REQUEST. Scan the entries below and extract each line with the word "безопасности" in it.

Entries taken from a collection
========

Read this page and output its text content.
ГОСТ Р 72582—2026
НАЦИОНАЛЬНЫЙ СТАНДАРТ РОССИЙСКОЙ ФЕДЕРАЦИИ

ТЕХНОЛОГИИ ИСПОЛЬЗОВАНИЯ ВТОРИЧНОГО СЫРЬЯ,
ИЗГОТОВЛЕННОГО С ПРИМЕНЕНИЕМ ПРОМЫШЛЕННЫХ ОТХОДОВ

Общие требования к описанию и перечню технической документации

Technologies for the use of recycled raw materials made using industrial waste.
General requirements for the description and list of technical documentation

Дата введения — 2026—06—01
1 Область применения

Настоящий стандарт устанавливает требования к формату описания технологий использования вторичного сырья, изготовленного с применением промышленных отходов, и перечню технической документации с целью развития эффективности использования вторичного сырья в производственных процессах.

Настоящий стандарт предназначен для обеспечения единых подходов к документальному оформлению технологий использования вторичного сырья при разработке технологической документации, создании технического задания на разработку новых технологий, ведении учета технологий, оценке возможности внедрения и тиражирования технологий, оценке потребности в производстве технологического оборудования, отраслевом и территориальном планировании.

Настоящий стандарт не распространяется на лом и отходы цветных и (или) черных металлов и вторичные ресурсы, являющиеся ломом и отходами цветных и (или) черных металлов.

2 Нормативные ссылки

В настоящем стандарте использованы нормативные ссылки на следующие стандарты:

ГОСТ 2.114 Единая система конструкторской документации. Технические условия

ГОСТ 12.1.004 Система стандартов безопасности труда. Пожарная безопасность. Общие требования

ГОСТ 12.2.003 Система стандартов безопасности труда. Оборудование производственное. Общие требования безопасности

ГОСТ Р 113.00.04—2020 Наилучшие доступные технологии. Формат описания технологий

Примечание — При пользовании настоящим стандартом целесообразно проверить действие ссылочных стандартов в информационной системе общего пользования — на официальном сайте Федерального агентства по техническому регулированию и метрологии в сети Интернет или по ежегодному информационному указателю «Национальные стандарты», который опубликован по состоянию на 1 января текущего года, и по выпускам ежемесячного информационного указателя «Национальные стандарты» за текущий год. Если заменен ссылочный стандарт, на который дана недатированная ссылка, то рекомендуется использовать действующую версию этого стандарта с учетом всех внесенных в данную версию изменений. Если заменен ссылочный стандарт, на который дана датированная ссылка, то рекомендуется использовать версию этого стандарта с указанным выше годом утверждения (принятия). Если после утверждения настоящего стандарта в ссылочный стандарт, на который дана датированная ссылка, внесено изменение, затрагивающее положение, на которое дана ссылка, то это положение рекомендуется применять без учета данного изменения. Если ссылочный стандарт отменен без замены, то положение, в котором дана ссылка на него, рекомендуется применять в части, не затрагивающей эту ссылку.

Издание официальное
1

========

SOLUTION TO THIS TASK.
ГОСТ 12.1.004 Система стандартов безопасности труда. Пожарная безопасность. Общие требования
ГОСТ 12.2.003 Система стандартов безопасности труда. Оборудование производственное. Общие требования безопасности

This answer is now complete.